• _Exercise instructions_
Extract every line from all of the items that follow and reproduce each one verbatim.

Collected data entries:
# # # # #
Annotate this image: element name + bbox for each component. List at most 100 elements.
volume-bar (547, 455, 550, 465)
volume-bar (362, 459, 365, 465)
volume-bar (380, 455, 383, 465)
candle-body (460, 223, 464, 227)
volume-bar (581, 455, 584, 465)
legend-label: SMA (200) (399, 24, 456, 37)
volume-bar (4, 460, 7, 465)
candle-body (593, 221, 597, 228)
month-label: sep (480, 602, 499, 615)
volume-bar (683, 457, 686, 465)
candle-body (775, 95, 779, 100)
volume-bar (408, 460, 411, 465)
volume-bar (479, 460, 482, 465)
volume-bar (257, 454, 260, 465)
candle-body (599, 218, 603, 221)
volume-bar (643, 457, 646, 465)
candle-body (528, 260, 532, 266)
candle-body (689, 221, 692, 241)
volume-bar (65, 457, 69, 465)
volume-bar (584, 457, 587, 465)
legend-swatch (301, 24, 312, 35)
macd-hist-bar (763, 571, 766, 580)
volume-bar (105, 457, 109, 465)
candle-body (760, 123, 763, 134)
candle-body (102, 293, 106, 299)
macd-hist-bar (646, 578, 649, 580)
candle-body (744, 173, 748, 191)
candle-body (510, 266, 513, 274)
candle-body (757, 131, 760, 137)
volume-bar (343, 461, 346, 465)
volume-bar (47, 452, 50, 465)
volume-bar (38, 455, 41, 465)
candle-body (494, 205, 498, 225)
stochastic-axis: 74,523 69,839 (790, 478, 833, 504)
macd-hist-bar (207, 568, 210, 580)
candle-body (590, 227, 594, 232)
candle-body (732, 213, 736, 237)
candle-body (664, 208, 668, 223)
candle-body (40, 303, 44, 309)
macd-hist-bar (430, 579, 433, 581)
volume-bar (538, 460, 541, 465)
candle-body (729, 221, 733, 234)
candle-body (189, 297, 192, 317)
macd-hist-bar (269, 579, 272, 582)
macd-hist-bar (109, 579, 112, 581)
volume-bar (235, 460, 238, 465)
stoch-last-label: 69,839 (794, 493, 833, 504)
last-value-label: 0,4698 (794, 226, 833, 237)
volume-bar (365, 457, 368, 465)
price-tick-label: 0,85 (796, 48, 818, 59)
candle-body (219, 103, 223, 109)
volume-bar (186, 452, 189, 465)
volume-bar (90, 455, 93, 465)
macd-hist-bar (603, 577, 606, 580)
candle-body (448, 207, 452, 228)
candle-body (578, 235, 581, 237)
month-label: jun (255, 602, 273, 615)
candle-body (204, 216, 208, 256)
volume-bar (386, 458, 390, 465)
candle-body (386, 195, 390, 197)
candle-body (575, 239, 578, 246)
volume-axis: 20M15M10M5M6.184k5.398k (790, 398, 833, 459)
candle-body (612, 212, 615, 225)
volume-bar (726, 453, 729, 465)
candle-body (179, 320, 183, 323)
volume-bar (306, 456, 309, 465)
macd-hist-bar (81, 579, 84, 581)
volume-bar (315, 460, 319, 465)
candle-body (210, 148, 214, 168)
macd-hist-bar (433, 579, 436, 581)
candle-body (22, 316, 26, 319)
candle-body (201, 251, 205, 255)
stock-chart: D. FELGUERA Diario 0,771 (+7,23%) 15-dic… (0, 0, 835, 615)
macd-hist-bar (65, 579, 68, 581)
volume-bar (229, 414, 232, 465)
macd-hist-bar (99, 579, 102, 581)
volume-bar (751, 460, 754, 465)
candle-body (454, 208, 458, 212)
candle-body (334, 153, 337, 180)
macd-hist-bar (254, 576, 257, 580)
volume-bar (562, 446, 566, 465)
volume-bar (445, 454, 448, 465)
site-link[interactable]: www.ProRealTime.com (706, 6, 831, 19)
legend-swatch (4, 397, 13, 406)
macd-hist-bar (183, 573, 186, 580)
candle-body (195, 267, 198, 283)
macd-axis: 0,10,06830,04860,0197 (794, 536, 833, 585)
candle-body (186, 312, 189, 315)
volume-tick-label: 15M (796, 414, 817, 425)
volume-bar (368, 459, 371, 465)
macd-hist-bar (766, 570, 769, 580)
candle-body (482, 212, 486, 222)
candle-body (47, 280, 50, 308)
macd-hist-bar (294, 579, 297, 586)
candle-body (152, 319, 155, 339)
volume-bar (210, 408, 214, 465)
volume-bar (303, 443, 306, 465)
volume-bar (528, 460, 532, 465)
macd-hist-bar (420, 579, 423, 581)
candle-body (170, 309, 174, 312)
# # # # #
• _The response_
Annotate this image: element name + bbox for each component. List at most 100 elements.
volume-bar (547, 455, 550, 465)
volume-bar (362, 459, 365, 465)
volume-bar (380, 455, 383, 465)
candle-body (460, 223, 464, 227)
volume-bar (581, 455, 584, 465)
legend-label: SMA (200) (399, 24, 456, 37)
volume-bar (4, 460, 7, 465)
candle-body (593, 221, 597, 228)
month-label: sep (480, 602, 499, 615)
volume-bar (683, 457, 686, 465)
candle-body (775, 95, 779, 100)
volume-bar (408, 460, 411, 465)
volume-bar (479, 460, 482, 465)
volume-bar (257, 454, 260, 465)
candle-body (599, 218, 603, 221)
volume-bar (643, 457, 646, 465)
candle-body (528, 260, 532, 266)
candle-body (689, 221, 692, 241)
volume-bar (65, 457, 69, 465)
volume-bar (584, 457, 587, 465)
legend-swatch (301, 24, 312, 35)
macd-hist-bar (763, 571, 766, 580)
volume-bar (105, 457, 109, 465)
candle-body (760, 123, 763, 134)
candle-body (102, 293, 106, 299)
macd-hist-bar (646, 578, 649, 580)
candle-body (744, 173, 748, 191)
candle-body (510, 266, 513, 274)
candle-body (757, 131, 760, 137)
volume-bar (343, 461, 346, 465)
volume-bar (47, 452, 50, 465)
volume-bar (38, 455, 41, 465)
candle-body (494, 205, 498, 225)
stochastic-axis: 74,523 69,839 (790, 478, 833, 504)
macd-hist-bar (207, 568, 210, 580)
candle-body (590, 227, 594, 232)
candle-body (732, 213, 736, 237)
candle-body (664, 208, 668, 223)
candle-body (40, 303, 44, 309)
macd-hist-bar (430, 579, 433, 581)
volume-bar (538, 460, 541, 465)
candle-body (729, 221, 733, 234)
candle-body (189, 297, 192, 317)
macd-hist-bar (269, 579, 272, 582)
macd-hist-bar (109, 579, 112, 581)
volume-bar (235, 460, 238, 465)
stoch-last-label: 69,839 (794, 493, 833, 504)
last-value-label: 0,4698 (794, 226, 833, 237)
volume-bar (365, 457, 368, 465)
price-tick-label: 0,85 (796, 48, 818, 59)
candle-body (219, 103, 223, 109)
volume-bar (186, 452, 189, 465)
volume-bar (90, 455, 93, 465)
macd-hist-bar (603, 577, 606, 580)
candle-body (448, 207, 452, 228)
candle-body (578, 235, 581, 237)
month-label: jun (255, 602, 273, 615)
candle-body (204, 216, 208, 256)
volume-bar (386, 458, 390, 465)
candle-body (386, 195, 390, 197)
candle-body (575, 239, 578, 246)
volume-axis: 20M15M10M5M6.184k5.398k (790, 398, 833, 459)
candle-body (612, 212, 615, 225)
volume-bar (726, 453, 729, 465)
candle-body (179, 320, 183, 323)
volume-bar (306, 456, 309, 465)
macd-hist-bar (81, 579, 84, 581)
volume-bar (315, 460, 319, 465)
candle-body (210, 148, 214, 168)
macd-hist-bar (433, 579, 436, 581)
candle-body (22, 316, 26, 319)
candle-body (201, 251, 205, 255)
stock-chart: D. FELGUERA Diario 0,771 (+7,23%) 15-dic… (0, 0, 835, 615)
macd-hist-bar (65, 579, 68, 581)
volume-bar (229, 414, 232, 465)
macd-hist-bar (99, 579, 102, 581)
volume-bar (751, 460, 754, 465)
candle-body (454, 208, 458, 212)
candle-body (334, 153, 337, 180)
macd-hist-bar (254, 576, 257, 580)
volume-bar (562, 446, 566, 465)
volume-bar (445, 454, 448, 465)
site-link[interactable]: www.ProRealTime.com (706, 6, 831, 19)
legend-swatch (4, 397, 13, 406)
macd-hist-bar (183, 573, 186, 580)
candle-body (195, 267, 198, 283)
macd-axis: 0,10,06830,04860,0197 (794, 536, 833, 585)
candle-body (186, 312, 189, 315)
volume-tick-label: 15M (796, 414, 817, 425)
volume-bar (368, 459, 371, 465)
macd-hist-bar (766, 570, 769, 580)
candle-body (482, 212, 486, 222)
candle-body (47, 280, 50, 308)
macd-hist-bar (294, 579, 297, 586)
candle-body (152, 319, 155, 339)
volume-bar (210, 408, 214, 465)
volume-bar (303, 443, 306, 465)
volume-bar (528, 460, 532, 465)
macd-hist-bar (420, 579, 423, 581)
candle-body (170, 309, 174, 312)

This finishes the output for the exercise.